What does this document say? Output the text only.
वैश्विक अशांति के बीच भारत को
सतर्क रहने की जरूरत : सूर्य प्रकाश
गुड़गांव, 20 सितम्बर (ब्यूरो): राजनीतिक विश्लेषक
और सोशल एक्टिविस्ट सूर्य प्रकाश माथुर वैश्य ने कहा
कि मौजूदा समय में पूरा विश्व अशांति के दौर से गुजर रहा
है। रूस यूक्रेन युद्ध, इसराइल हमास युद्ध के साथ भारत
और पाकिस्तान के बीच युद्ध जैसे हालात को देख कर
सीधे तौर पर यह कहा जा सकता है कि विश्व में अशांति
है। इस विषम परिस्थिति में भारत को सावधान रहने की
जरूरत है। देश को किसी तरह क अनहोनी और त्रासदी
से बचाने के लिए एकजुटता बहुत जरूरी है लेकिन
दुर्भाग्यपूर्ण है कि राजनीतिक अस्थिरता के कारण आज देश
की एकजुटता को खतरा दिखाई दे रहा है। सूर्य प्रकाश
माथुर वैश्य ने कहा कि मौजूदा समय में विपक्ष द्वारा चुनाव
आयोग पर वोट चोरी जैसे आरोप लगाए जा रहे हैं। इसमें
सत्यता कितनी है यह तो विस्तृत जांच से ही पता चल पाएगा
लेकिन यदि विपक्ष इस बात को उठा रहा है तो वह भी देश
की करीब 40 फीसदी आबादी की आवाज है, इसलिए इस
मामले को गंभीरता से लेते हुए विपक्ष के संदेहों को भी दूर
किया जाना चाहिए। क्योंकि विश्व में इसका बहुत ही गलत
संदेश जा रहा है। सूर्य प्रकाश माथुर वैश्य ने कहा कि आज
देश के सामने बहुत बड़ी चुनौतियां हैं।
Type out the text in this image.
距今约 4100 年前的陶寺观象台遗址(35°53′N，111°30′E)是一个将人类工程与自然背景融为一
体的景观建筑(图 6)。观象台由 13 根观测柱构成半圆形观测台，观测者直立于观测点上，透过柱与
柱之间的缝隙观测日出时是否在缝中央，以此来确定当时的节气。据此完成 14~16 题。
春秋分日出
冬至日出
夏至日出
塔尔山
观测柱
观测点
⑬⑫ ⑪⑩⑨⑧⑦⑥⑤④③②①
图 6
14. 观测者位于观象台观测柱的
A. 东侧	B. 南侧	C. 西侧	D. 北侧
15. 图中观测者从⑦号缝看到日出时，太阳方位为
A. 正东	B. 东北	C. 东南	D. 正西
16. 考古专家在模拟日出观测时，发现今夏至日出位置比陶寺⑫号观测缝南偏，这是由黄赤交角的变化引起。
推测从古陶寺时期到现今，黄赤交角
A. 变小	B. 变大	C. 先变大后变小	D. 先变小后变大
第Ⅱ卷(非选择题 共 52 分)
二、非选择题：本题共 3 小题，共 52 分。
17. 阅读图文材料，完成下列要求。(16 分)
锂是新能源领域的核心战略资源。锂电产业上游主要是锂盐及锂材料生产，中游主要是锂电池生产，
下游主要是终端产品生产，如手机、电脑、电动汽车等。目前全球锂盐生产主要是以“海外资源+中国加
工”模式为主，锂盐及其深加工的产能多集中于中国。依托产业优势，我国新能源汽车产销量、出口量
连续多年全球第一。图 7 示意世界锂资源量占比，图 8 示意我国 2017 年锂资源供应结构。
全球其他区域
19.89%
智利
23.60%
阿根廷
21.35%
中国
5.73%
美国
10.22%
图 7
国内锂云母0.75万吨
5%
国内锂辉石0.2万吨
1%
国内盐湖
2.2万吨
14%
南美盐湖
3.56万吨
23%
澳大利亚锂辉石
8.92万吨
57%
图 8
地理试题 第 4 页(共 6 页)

» **Exercise details**
Extract all lines containing the word "text".

» **Correct response**
What does this document say? Output the text only.
Type out the text in this image.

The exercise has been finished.